▸ **Task to carry out**
Find how many lines in the material contain "JSON"; your answer should be that number alone.
-*-
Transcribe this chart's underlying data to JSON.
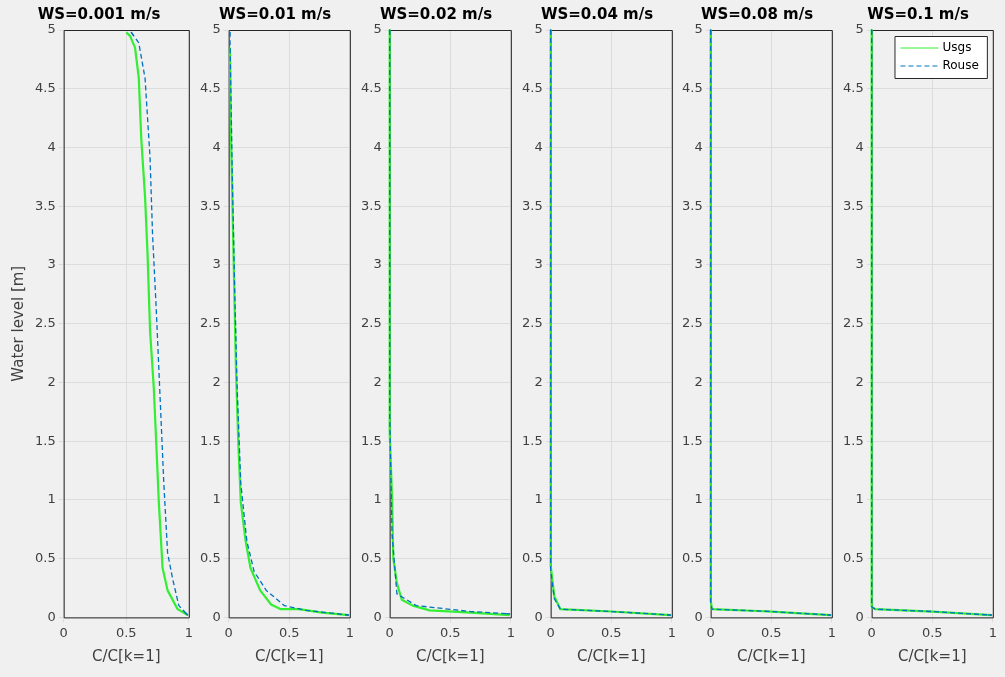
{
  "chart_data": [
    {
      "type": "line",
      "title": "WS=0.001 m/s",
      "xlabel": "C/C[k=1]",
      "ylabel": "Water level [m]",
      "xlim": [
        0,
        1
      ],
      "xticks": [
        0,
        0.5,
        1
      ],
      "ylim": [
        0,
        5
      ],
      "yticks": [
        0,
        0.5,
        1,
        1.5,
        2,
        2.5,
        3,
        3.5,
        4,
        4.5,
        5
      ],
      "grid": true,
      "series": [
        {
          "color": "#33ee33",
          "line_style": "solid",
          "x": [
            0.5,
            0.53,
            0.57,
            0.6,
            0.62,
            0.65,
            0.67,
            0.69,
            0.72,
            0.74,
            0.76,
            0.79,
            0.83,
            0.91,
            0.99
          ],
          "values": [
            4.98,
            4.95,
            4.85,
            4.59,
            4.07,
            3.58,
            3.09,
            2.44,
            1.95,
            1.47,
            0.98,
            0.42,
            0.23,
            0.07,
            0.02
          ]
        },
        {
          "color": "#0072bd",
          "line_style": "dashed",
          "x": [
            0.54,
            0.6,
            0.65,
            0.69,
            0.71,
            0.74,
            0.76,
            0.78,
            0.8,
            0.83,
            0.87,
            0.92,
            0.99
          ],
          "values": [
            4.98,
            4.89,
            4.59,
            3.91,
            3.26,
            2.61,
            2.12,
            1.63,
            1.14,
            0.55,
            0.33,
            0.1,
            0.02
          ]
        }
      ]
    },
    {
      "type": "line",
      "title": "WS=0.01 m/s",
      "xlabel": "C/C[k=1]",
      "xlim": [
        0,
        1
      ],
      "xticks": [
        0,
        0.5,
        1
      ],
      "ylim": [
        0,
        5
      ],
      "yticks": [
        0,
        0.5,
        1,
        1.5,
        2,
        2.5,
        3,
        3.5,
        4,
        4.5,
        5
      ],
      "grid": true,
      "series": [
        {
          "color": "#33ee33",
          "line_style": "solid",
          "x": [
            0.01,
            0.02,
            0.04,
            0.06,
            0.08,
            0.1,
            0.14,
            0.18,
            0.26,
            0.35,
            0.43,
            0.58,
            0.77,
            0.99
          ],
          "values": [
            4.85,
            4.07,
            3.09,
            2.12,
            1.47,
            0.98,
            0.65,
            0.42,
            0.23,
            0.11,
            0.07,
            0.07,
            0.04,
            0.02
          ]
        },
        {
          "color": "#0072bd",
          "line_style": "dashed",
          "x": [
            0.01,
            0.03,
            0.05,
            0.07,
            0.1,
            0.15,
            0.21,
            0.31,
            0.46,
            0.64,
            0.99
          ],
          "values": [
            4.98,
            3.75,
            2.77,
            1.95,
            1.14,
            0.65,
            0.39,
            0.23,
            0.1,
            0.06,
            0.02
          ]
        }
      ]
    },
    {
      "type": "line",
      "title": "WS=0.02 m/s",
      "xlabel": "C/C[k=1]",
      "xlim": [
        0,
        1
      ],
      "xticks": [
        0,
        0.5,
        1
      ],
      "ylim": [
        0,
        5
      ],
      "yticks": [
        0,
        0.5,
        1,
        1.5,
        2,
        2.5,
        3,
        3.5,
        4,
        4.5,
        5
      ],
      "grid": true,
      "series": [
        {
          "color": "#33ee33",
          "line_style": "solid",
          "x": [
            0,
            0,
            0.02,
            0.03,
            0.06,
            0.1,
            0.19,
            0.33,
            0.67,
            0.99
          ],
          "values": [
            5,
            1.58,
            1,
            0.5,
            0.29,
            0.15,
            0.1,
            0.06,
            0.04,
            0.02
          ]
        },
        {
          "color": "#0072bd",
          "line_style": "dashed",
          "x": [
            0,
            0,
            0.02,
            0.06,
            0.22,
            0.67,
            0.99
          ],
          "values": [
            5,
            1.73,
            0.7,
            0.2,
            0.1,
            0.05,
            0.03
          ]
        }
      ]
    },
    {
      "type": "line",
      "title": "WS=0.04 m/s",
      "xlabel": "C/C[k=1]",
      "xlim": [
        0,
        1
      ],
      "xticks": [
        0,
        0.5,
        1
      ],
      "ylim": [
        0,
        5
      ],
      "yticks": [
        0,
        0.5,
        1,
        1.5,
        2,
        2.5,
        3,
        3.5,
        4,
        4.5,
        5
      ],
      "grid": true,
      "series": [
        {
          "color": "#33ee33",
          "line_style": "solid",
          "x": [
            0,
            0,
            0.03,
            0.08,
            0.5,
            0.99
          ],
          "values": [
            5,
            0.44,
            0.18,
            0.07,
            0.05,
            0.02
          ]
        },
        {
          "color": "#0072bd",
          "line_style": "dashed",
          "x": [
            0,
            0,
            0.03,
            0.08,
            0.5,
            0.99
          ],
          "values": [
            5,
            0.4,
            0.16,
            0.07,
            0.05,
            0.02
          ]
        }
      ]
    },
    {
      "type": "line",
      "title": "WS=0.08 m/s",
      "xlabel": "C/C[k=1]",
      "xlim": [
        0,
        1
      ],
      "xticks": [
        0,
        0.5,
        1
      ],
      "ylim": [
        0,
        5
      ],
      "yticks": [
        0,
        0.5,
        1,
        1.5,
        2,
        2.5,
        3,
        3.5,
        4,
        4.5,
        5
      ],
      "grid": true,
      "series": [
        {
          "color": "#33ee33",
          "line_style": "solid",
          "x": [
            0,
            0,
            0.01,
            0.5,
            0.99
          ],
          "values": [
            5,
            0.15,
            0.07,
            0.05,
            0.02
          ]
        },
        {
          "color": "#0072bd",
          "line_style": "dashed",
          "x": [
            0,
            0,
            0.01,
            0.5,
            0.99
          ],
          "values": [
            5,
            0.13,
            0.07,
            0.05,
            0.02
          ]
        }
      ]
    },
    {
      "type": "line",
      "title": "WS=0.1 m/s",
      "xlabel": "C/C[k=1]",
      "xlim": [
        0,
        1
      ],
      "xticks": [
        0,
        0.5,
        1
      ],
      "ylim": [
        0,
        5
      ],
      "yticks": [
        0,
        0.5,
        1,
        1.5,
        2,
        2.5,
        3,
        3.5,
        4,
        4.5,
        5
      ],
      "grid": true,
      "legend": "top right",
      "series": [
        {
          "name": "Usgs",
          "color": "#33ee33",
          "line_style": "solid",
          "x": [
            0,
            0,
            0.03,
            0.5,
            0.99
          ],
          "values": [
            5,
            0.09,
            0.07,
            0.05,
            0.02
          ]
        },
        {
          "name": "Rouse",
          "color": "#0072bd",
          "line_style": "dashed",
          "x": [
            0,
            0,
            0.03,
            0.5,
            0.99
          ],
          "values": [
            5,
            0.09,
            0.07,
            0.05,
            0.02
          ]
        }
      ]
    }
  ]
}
-*-
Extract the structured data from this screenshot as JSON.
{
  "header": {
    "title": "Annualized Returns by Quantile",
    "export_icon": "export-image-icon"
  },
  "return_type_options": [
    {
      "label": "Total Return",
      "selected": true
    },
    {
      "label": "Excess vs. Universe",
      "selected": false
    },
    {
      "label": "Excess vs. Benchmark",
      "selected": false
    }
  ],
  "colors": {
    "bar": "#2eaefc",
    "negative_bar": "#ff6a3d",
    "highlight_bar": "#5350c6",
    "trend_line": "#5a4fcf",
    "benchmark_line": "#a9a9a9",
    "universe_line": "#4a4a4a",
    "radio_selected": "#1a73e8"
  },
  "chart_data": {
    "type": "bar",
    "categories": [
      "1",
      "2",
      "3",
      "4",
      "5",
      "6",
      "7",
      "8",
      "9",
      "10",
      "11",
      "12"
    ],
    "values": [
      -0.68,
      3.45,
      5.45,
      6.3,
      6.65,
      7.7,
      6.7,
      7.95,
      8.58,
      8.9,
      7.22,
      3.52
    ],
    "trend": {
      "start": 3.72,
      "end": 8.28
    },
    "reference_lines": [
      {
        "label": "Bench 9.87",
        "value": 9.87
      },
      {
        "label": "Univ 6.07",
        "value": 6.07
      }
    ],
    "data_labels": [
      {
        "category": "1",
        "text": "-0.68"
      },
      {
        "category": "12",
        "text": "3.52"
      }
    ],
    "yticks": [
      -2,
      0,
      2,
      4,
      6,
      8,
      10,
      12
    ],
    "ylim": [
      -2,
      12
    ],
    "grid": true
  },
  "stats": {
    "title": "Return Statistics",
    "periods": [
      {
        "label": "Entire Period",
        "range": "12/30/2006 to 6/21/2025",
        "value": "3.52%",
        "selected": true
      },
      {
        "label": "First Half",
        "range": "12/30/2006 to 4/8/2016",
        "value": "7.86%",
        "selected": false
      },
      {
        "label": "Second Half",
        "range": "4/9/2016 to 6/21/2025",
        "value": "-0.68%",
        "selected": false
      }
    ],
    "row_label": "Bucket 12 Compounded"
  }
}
-*-
▸ **Solution below**
2